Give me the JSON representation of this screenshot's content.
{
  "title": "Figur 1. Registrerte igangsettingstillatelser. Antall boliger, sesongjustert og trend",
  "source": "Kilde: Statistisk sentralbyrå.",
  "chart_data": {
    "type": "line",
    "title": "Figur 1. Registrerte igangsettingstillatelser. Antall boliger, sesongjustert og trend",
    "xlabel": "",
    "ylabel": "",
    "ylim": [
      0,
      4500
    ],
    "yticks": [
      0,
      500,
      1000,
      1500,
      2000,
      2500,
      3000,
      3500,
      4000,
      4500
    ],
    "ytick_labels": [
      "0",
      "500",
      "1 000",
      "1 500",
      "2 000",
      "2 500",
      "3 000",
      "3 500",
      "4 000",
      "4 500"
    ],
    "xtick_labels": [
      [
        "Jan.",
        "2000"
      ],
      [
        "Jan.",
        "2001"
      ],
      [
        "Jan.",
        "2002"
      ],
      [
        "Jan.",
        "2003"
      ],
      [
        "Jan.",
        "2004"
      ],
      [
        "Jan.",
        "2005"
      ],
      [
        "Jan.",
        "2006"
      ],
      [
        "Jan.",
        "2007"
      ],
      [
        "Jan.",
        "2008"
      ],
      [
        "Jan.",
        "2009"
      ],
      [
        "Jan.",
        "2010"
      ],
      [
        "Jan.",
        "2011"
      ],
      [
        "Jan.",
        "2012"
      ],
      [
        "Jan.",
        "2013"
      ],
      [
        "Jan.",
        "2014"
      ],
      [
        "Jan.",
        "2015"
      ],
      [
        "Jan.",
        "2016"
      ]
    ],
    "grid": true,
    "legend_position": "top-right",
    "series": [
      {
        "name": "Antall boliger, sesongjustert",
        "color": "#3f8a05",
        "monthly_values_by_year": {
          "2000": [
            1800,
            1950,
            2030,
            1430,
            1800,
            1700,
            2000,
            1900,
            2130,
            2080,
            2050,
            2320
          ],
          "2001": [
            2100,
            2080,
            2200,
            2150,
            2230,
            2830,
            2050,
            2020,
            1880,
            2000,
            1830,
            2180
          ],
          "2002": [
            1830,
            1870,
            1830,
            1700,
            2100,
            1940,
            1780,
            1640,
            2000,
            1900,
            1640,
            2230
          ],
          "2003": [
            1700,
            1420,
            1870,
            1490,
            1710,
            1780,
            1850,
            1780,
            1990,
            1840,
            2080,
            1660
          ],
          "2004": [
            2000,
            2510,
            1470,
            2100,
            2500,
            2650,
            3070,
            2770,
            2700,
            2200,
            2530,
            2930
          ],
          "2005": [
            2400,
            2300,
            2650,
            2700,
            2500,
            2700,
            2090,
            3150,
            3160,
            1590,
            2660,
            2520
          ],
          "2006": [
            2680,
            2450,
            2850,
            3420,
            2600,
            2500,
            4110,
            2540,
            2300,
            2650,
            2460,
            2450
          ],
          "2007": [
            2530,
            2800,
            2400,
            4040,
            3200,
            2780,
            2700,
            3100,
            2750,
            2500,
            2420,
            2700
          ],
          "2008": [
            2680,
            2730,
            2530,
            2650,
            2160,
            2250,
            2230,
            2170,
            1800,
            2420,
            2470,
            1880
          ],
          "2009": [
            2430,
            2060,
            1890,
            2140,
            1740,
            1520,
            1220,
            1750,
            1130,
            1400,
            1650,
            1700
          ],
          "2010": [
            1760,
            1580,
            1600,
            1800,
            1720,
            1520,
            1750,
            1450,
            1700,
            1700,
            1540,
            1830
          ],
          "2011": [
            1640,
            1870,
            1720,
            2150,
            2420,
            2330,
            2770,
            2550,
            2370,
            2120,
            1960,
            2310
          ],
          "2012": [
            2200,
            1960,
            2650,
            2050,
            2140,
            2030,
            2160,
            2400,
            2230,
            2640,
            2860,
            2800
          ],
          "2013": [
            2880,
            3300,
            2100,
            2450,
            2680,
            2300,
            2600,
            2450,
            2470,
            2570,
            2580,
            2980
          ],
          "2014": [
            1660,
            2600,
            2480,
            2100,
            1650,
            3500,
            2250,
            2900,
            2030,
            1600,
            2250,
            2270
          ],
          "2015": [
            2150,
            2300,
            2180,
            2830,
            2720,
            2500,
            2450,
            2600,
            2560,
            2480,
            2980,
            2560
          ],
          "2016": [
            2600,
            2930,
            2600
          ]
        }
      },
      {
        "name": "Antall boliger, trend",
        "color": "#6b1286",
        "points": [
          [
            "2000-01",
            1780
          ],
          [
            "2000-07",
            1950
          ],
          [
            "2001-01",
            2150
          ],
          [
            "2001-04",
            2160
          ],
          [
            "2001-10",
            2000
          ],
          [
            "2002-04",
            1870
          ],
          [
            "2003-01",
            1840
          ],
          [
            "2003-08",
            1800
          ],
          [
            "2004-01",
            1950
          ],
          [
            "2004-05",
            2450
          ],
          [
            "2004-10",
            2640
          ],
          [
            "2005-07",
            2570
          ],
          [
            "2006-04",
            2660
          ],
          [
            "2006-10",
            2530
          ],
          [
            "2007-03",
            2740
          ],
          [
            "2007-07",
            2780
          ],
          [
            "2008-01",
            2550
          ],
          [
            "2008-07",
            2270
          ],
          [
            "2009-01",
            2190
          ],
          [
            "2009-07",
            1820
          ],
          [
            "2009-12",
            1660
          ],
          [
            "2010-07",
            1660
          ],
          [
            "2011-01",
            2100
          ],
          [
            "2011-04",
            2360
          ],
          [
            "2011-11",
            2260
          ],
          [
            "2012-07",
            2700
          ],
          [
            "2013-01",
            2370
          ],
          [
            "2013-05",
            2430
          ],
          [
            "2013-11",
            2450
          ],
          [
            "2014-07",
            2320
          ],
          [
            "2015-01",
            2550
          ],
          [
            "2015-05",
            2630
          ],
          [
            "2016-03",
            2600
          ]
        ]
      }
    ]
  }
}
◆ ◆ ◆
**Short problem:**
From the data above, extract every line in its exact form.

**Response for this exercise:**
Give me the JSON representation of this screenshot's content.
{
  "title": "Figur 1. Registrerte igangsettingstillatelser. Antall boliger, sesongjustert og trend",
  "source": "Kilde: Statistisk sentralbyrå.",
  "chart_data": {
    "type": "line",
    "title": "Figur 1. Registrerte igangsettingstillatelser. Antall boliger, sesongjustert og trend",
    "xlabel": "",
    "ylabel": "",
    "ylim": [
      0,
      4500
    ],
    "yticks": [
      0,
      500,
      1000,
      1500,
      2000,
      2500,
      3000,
      3500,
      4000,
      4500
    ],
    "ytick_labels": [
      "0",
      "500",
      "1 000",
      "1 500",
      "2 000",
      "2 500",
      "3 000",
      "3 500",
      "4 000",
      "4 500"
    ],
    "xtick_labels": [
      [
        "Jan.",
        "2000"
      ],
      [
        "Jan.",
        "2001"
      ],
      [
        "Jan.",
        "2002"
      ],
      [
        "Jan.",
        "2003"
      ],
      [
        "Jan.",
        "2004"
      ],
      [
        "Jan.",
        "2005"
      ],
      [
        "Jan.",
        "2006"
      ],
      [
        "Jan.",
        "2007"
      ],
      [
        "Jan.",
        "2008"
      ],
      [
        "Jan.",
        "2009"
      ],
      [
        "Jan.",
        "2010"
      ],
      [
        "Jan.",
        "2011"
      ],
      [
        "Jan.",
        "2012"
      ],
      [
        "Jan.",
        "2013"
      ],
      [
        "Jan.",
        "2014"
      ],
      [
        "Jan.",
        "2015"
      ],
      [
        "Jan.",
        "2016"
      ]
    ],
    "grid": true,
    "legend_position": "top-right",
    "series": [
      {
        "name": "Antall boliger, sesongjustert",
        "color": "#3f8a05",
        "monthly_values_by_year": {
          "2000": [
            1800,
            1950,
            2030,
            1430,
            1800,
            1700,
            2000,
            1900,
            2130,
            2080,
            2050,
            2320
          ],
          "2001": [
            2100,
            2080,
            2200,
            2150,
            2230,
            2830,
            2050,
            2020,
            1880,
            2000,
            1830,
            2180
          ],
          "2002": [
            1830,
            1870,
            1830,
            1700,
            2100,
            1940,
            1780,
            1640,
            2000,
            1900,
            1640,
            2230
          ],
          "2003": [
            1700,
            1420,
            1870,
            1490,
            1710,
            1780,
            1850,
            1780,
            1990,
            1840,
            2080,
            1660
          ],
          "2004": [
            2000,
            2510,
            1470,
            2100,
            2500,
            2650,
            3070,
            2770,
            2700,
            2200,
            2530,
            2930
          ],
          "2005": [
            2400,
            2300,
            2650,
            2700,
            2500,
            2700,
            2090,
            3150,
            3160,
            1590,
            2660,
            2520
          ],
          "2006": [
            2680,
            2450,
            2850,
            3420,
            2600,
            2500,
            4110,
            2540,
            2300,
            2650,
            2460,
            2450
          ],
          "2007": [
            2530,
            2800,
            2400,
            4040,
            3200,
            2780,
            2700,
            3100,
            2750,
            2500,
            2420,
            2700
          ],
          "2008": [
            2680,
            2730,
            2530,
            2650,
            2160,
            2250,
            2230,
            2170,
            1800,
            2420,
            2470,
            1880
          ],
          "2009": [
            2430,
            2060,
            1890,
            2140,
            1740,
            1520,
            1220,
            1750,
            1130,
            1400,
            1650,
            1700
          ],
          "2010": [
            1760,
            1580,
            1600,
            1800,
            1720,
            1520,
            1750,
            1450,
            1700,
            1700,
            1540,
            1830
          ],
          "2011": [
            1640,
            1870,
            1720,
            2150,
            2420,
            2330,
            2770,
            2550,
            2370,
            2120,
            1960,
            2310
          ],
          "2012": [
            2200,
            1960,
            2650,
            2050,
            2140,
            2030,
            2160,
            2400,
            2230,
            2640,
            2860,
            2800
          ],
          "2013": [
            2880,
            3300,
            2100,
            2450,
            2680,
            2300,
            2600,
            2450,
            2470,
            2570,
            2580,
            2980
          ],
          "2014": [
            1660,
            2600,
            2480,
            2100,
            1650,
            3500,
            2250,
            2900,
            2030,
            1600,
            2250,
            2270
          ],
          "2015": [
            2150,
            2300,
            2180,
            2830,
            2720,
            2500,
            2450,
            2600,
            2560,
            2480,
            2980,
            2560
          ],
          "2016": [
            2600,
            2930,
            2600
          ]
        }
      },
      {
        "name": "Antall boliger, trend",
        "color": "#6b1286",
        "points": [
          [
            "2000-01",
            1780
          ],
          [
            "2000-07",
            1950
          ],
          [
            "2001-01",
            2150
          ],
          [
            "2001-04",
            2160
          ],
          [
            "2001-10",
            2000
          ],
          [
            "2002-04",
            1870
          ],
          [
            "2003-01",
            1840
          ],
          [
            "2003-08",
            1800
          ],
          [
            "2004-01",
            1950
          ],
          [
            "2004-05",
            2450
          ],
          [
            "2004-10",
            2640
          ],
          [
            "2005-07",
            2570
          ],
          [
            "2006-04",
            2660
          ],
          [
            "2006-10",
            2530
          ],
          [
            "2007-03",
            2740
          ],
          [
            "2007-07",
            2780
          ],
          [
            "2008-01",
            2550
          ],
          [
            "2008-07",
            2270
          ],
          [
            "2009-01",
            2190
          ],
          [
            "2009-07",
            1820
          ],
          [
            "2009-12",
            1660
          ],
          [
            "2010-07",
            1660
          ],
          [
            "2011-01",
            2100
          ],
          [
            "2011-04",
            2360
          ],
          [
            "2011-11",
            2260
          ],
          [
            "2012-07",
            2700
          ],
          [
            "2013-01",
            2370
          ],
          [
            "2013-05",
            2430
          ],
          [
            "2013-11",
            2450
          ],
          [
            "2014-07",
            2320
          ],
          [
            "2015-01",
            2550
          ],
          [
            "2015-05",
            2630
          ],
          [
            "2016-03",
            2600
          ]
        ]
      }
    ]
  }
}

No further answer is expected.